++++ Available records ++++
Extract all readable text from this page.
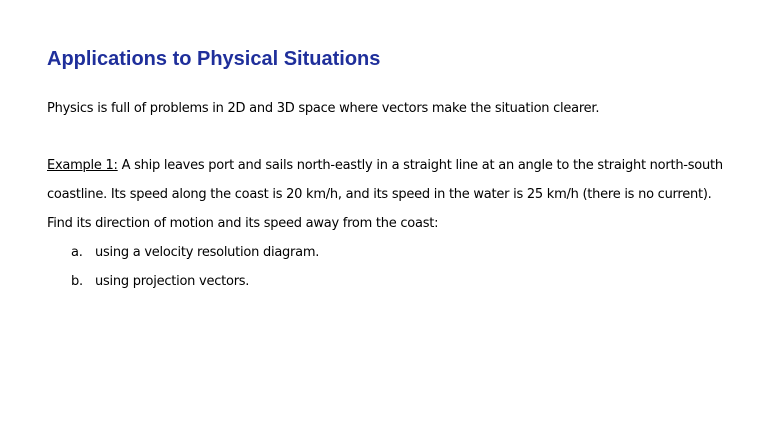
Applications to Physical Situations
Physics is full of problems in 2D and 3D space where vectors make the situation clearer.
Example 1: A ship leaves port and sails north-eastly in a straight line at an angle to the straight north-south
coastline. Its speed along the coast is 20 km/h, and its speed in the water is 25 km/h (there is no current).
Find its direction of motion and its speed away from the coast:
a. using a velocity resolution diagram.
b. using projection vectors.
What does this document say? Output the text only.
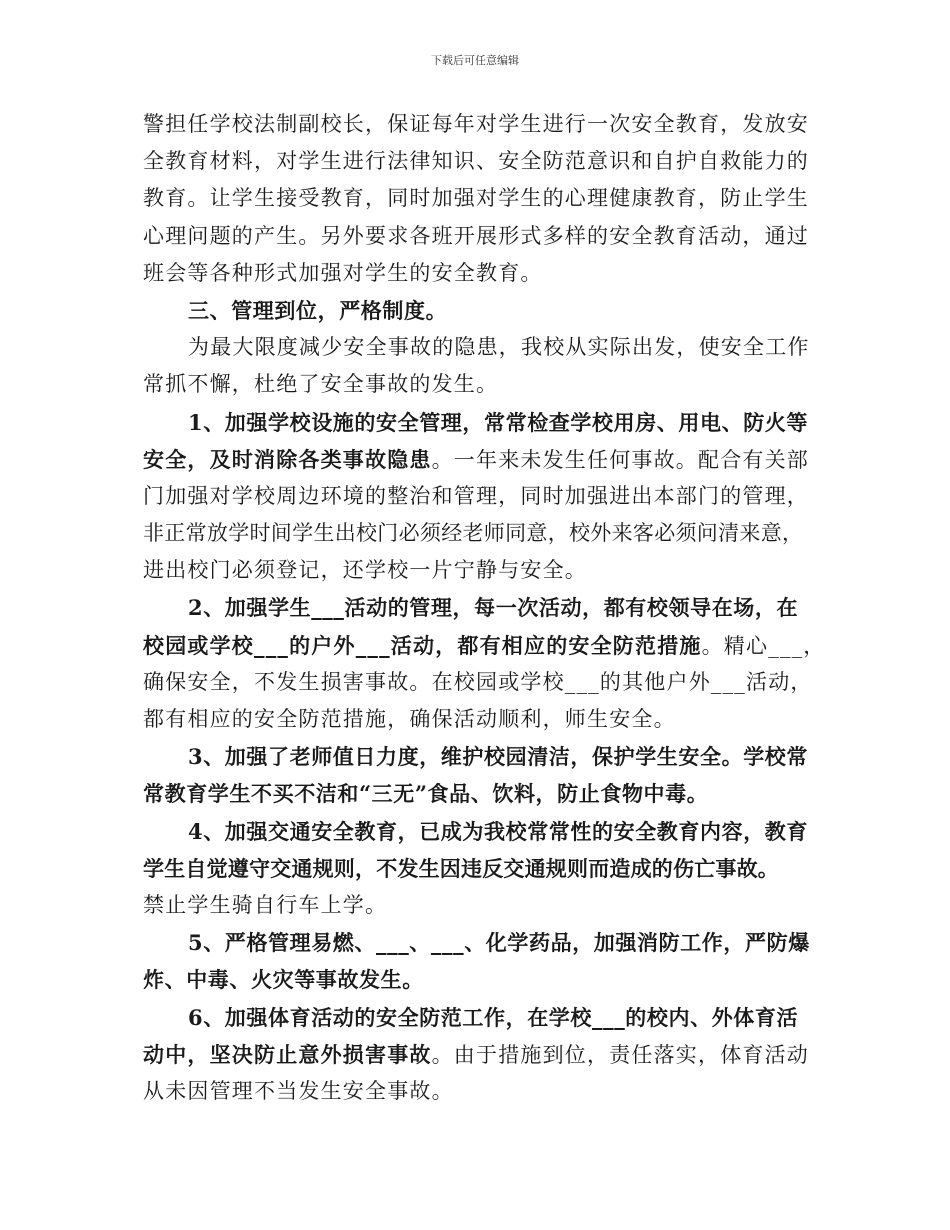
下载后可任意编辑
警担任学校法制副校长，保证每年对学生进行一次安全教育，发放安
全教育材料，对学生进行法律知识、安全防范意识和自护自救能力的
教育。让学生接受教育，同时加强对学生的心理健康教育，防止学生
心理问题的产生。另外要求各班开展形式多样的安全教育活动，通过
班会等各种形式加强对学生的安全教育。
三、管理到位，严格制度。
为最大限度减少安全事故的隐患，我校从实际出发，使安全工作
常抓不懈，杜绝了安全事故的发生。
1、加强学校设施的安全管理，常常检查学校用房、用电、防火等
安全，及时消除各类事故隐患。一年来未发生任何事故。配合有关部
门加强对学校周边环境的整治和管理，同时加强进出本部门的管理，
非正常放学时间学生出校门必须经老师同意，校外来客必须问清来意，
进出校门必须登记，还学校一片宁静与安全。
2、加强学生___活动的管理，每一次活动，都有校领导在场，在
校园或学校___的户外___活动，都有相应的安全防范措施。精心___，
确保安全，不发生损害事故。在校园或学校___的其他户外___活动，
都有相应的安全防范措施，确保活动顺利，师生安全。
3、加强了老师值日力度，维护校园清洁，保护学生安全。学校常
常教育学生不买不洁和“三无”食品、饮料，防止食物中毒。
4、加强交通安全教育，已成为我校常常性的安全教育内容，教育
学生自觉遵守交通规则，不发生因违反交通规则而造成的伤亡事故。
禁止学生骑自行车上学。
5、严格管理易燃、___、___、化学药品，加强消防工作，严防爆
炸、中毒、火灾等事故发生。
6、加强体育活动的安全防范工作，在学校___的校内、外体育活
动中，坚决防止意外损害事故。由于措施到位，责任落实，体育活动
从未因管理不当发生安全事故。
++++
Look through the entries above and report each line where the string "using" occurs.

a. using a velocity resolution diagram.
b. using projection vectors.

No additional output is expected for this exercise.